%%
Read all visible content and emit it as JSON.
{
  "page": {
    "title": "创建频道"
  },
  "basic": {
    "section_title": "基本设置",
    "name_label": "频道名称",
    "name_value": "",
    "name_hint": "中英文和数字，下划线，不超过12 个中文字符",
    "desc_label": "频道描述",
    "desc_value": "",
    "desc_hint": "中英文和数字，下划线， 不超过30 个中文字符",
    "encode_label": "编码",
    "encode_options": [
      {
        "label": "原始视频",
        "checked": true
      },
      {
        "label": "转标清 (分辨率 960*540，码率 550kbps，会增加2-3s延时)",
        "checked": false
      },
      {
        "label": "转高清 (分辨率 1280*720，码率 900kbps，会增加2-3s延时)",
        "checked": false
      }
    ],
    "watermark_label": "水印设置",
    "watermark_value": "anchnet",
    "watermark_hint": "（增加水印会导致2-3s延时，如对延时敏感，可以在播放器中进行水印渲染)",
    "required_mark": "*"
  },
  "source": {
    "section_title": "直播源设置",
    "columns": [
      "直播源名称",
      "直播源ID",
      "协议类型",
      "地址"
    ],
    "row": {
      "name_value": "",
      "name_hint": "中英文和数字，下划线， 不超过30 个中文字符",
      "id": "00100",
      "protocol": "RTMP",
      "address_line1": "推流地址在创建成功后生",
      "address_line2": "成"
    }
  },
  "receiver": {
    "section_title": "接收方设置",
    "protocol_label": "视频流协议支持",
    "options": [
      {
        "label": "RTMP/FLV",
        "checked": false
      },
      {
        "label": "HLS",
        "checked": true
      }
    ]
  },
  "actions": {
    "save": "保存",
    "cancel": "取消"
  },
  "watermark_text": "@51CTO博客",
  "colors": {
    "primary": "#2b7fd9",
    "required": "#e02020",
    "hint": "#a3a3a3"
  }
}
%%
Short exercise = Give the number of lines in the data that contain "个中文字符", with no other words.

Result of this exercise = 3